■ DATA EXCERPTS:
────

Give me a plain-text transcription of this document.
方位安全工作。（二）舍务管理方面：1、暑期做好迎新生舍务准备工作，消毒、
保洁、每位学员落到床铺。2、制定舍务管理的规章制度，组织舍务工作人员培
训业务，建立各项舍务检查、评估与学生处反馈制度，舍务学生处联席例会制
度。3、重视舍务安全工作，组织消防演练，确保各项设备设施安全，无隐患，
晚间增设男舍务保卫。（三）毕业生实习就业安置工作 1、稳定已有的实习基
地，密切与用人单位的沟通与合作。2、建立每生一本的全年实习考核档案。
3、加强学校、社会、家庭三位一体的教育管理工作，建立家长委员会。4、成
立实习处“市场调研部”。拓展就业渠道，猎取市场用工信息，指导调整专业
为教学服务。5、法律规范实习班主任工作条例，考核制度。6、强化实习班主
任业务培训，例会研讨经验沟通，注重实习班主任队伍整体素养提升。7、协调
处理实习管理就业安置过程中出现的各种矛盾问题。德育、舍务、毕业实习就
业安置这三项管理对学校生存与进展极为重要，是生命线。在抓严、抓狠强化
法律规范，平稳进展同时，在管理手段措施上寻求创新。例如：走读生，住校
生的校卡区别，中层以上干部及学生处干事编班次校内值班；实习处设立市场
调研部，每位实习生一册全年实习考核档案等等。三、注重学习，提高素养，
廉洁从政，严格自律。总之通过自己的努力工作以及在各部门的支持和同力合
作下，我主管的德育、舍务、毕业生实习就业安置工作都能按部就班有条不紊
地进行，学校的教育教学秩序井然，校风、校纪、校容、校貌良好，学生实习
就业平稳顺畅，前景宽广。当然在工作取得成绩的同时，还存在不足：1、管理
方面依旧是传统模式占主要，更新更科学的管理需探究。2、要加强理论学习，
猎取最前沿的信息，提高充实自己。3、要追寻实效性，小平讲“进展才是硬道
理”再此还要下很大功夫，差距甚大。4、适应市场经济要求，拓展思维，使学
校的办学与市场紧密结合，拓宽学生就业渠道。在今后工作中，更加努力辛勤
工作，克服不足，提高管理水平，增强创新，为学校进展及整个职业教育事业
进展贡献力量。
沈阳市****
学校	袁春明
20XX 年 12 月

────

■ WRITTEN TASK: Extract the data in full. Keep it word for word.

■ RESULT:
Give me a plain-text transcription of this document.
方位安全工作。（二）舍务管理方面：1、暑期做好迎新生舍务准备工作，消毒、
保洁、每位学员落到床铺。2、制定舍务管理的规章制度，组织舍务工作人员培
训业务，建立各项舍务检查、评估与学生处反馈制度，舍务学生处联席例会制
度。3、重视舍务安全工作，组织消防演练，确保各项设备设施安全，无隐患，
晚间增设男舍务保卫。（三）毕业生实习就业安置工作 1、稳定已有的实习基
地，密切与用人单位的沟通与合作。2、建立每生一本的全年实习考核档案。
3、加强学校、社会、家庭三位一体的教育管理工作，建立家长委员会。4、成
立实习处“市场调研部”。拓展就业渠道，猎取市场用工信息，指导调整专业
为教学服务。5、法律规范实习班主任工作条例，考核制度。6、强化实习班主
任业务培训，例会研讨经验沟通，注重实习班主任队伍整体素养提升。7、协调
处理实习管理就业安置过程中出现的各种矛盾问题。德育、舍务、毕业实习就
业安置这三项管理对学校生存与进展极为重要，是生命线。在抓严、抓狠强化
法律规范，平稳进展同时，在管理手段措施上寻求创新。例如：走读生，住校
生的校卡区别，中层以上干部及学生处干事编班次校内值班；实习处设立市场
调研部，每位实习生一册全年实习考核档案等等。三、注重学习，提高素养，
廉洁从政，严格自律。总之通过自己的努力工作以及在各部门的支持和同力合
作下，我主管的德育、舍务、毕业生实习就业安置工作都能按部就班有条不紊
地进行，学校的教育教学秩序井然，校风、校纪、校容、校貌良好，学生实习
就业平稳顺畅，前景宽广。当然在工作取得成绩的同时，还存在不足：1、管理
方面依旧是传统模式占主要，更新更科学的管理需探究。2、要加强理论学习，
猎取最前沿的信息，提高充实自己。3、要追寻实效性，小平讲“进展才是硬道
理”再此还要下很大功夫，差距甚大。4、适应市场经济要求，拓展思维，使学
校的办学与市场紧密结合，拓宽学生就业渠道。在今后工作中，更加努力辛勤
工作，克服不足，提高管理水平，增强创新，为学校进展及整个职业教育事业
进展贡献力量。
沈阳市****
学校	袁春明
20XX 年 12 月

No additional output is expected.